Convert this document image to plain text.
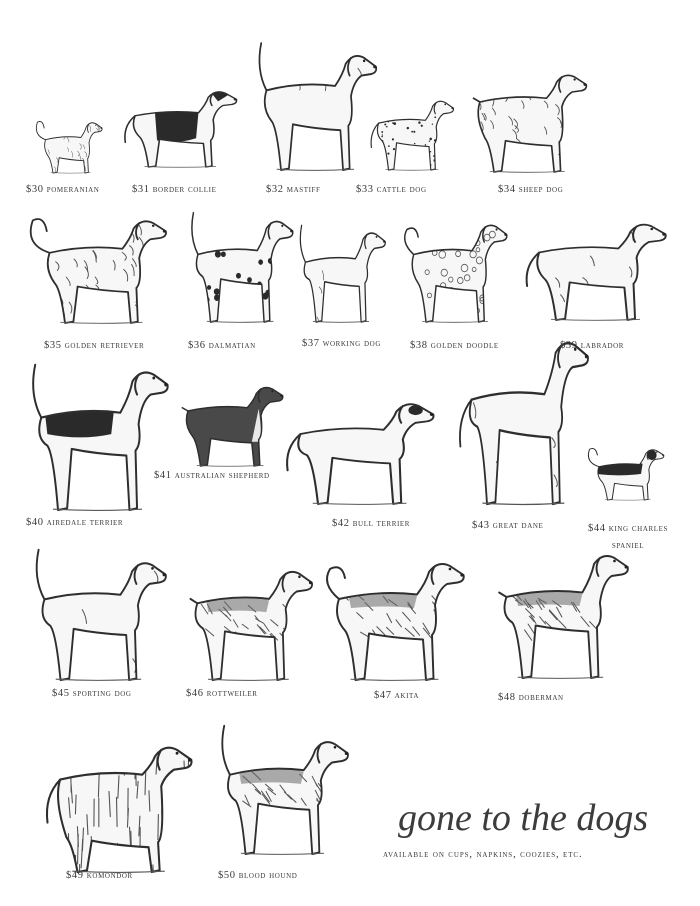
$30 pomeranian	$31 border collie	$32 mastiff	$33 cattle dog	$34 sheep dog
$35 golden retriever	$36 dalmatian	$37 working dog	$38 golden doodle	$39 labrador
$40 airedale terrier
$41 australian shepherd
$42 bull terrier	$43 great dane	$44 king charles spaniel
$45 sporting dog	$46 rottweiler	$47 akita	$48 doberman
$49 komondor	$50 blood hound
gone to the dogs
available on cups, napkins, coozies, etc.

____________

Task instructions:
Leave the pictures out, and print every line of the listing exactly as written.

Answer to this exercise:
Convert this document image to plain text.
$30 pomeranian	$31 border collie	$32 mastiff	$33 cattle dog	$34 sheep dog
$35 golden retriever	$36 dalmatian	$37 working dog	$38 golden doodle	$39 labrador
$40 airedale terrier
$41 australian shepherd
$42 bull terrier	$43 great dane	$44 king charles spaniel
$45 sporting dog	$46 rottweiler	$47 akita	$48 doberman
$49 komondor	$50 blood hound
gone to the dogs
available on cups, napkins, coozies, etc.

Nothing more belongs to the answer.